Exercise directions: Pick out every line of the entries below where "text" occurs, and copy those lines.

Records from a data collection
-------------------------
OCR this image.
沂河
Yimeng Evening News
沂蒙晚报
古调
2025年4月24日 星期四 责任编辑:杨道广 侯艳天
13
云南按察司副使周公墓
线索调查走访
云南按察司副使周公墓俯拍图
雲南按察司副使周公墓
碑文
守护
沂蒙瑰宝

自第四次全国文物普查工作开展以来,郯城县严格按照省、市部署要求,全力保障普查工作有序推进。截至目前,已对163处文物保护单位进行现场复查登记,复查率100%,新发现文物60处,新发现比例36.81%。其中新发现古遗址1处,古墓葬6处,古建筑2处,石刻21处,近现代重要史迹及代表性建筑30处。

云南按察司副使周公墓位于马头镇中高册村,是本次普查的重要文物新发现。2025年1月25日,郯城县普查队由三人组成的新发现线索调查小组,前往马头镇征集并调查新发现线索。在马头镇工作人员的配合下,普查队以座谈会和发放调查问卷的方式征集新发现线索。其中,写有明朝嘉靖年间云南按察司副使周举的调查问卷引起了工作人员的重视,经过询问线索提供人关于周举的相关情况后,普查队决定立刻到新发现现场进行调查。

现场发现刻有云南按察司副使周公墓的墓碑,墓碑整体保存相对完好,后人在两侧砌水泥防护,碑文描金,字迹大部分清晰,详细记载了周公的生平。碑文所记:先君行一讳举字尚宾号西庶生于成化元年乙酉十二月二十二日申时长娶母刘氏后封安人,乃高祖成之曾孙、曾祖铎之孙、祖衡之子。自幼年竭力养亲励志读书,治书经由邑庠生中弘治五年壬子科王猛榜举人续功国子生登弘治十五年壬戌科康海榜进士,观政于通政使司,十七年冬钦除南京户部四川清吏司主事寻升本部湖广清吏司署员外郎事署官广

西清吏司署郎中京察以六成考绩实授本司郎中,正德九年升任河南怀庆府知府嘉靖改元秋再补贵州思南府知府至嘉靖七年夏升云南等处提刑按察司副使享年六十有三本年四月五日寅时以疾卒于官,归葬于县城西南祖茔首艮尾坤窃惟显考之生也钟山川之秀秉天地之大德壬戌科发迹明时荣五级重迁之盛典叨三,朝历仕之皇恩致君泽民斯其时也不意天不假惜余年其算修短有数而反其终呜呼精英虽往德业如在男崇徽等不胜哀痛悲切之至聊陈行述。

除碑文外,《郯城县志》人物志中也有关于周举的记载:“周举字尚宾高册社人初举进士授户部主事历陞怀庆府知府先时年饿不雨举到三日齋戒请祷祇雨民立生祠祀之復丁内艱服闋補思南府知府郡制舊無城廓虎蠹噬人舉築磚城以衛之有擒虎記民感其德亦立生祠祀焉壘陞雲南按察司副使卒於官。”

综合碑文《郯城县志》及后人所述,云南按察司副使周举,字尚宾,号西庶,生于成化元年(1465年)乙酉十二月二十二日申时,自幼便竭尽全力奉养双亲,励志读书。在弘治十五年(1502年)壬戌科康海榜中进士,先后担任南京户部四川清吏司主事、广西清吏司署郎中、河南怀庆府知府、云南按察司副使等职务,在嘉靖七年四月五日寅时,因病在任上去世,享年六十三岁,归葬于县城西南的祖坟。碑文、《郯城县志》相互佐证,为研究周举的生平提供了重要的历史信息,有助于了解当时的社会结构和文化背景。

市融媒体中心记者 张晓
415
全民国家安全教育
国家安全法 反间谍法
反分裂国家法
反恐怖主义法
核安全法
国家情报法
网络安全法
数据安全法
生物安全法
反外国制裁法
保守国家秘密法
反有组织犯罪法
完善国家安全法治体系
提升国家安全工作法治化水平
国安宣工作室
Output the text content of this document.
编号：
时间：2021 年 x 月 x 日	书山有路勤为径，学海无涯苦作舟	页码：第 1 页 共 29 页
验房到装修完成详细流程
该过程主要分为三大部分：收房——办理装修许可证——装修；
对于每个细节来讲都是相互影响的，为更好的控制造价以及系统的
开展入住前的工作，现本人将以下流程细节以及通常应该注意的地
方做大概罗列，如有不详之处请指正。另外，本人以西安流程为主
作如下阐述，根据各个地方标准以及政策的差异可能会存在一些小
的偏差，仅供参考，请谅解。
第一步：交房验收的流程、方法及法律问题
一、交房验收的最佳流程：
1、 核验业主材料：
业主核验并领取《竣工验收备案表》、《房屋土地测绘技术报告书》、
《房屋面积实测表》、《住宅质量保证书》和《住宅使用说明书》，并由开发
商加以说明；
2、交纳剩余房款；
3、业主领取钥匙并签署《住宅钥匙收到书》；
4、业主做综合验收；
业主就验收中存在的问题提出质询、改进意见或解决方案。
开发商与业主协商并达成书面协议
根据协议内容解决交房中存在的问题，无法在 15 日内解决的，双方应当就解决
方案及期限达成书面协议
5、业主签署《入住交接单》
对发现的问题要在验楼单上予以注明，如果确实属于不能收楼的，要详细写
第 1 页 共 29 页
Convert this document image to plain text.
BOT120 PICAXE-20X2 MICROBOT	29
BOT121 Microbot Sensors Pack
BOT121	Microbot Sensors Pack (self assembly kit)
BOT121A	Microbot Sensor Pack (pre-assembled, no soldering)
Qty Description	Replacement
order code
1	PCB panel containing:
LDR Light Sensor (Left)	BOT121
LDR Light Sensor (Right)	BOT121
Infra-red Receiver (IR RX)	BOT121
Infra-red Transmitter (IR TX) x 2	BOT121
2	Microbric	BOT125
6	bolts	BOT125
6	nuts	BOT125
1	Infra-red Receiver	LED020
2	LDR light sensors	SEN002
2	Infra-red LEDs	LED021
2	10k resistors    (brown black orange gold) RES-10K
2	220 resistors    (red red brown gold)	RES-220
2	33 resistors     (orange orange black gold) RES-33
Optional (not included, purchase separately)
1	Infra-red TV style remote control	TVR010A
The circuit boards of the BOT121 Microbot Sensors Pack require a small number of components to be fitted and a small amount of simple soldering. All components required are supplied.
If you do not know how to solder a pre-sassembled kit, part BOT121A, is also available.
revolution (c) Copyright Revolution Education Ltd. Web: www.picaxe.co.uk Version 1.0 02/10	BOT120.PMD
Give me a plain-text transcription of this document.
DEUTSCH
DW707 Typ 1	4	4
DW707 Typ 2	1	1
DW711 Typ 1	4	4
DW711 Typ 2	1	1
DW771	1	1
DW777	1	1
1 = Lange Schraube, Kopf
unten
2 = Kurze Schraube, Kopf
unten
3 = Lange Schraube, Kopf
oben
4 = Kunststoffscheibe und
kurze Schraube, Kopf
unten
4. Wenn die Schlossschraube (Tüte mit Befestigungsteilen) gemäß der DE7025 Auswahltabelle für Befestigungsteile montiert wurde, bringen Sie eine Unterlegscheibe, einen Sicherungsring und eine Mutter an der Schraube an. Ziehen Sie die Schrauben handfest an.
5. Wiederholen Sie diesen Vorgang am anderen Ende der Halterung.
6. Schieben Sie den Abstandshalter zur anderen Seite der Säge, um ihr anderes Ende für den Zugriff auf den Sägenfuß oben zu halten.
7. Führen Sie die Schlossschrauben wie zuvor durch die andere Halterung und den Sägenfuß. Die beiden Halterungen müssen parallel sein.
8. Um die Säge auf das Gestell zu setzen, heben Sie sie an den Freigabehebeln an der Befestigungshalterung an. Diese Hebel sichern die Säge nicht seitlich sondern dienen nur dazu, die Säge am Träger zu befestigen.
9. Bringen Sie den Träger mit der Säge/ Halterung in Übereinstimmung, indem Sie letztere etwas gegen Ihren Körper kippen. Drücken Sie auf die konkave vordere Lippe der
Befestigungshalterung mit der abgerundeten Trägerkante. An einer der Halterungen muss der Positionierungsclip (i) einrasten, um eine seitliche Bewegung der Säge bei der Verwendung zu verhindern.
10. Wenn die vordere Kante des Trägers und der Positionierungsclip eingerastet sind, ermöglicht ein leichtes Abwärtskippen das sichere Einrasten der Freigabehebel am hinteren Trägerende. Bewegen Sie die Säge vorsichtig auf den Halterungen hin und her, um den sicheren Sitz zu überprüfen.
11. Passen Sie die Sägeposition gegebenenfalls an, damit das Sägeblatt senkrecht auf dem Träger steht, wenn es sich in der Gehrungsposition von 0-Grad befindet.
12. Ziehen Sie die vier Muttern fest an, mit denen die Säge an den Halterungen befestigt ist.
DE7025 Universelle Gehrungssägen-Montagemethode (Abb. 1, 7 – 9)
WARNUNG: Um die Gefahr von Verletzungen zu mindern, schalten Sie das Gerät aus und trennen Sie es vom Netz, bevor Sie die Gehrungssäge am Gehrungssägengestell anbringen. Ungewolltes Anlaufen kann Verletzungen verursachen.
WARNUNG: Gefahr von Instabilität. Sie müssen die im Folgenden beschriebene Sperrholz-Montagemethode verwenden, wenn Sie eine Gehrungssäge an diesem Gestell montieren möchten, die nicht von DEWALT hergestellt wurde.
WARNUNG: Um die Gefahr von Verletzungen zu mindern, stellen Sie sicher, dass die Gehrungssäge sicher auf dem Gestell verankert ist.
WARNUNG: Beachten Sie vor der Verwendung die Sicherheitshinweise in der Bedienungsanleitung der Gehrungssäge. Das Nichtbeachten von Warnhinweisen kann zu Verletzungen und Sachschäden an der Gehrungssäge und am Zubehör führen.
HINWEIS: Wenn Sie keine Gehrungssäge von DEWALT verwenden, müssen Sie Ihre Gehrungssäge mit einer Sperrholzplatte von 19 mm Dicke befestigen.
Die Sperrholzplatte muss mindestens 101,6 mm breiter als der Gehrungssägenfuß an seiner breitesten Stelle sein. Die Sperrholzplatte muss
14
-------------------------
Exercise solution:
Output the text content of this document.
Convert this document image to plain text.
Give me a plain-text transcription of this document.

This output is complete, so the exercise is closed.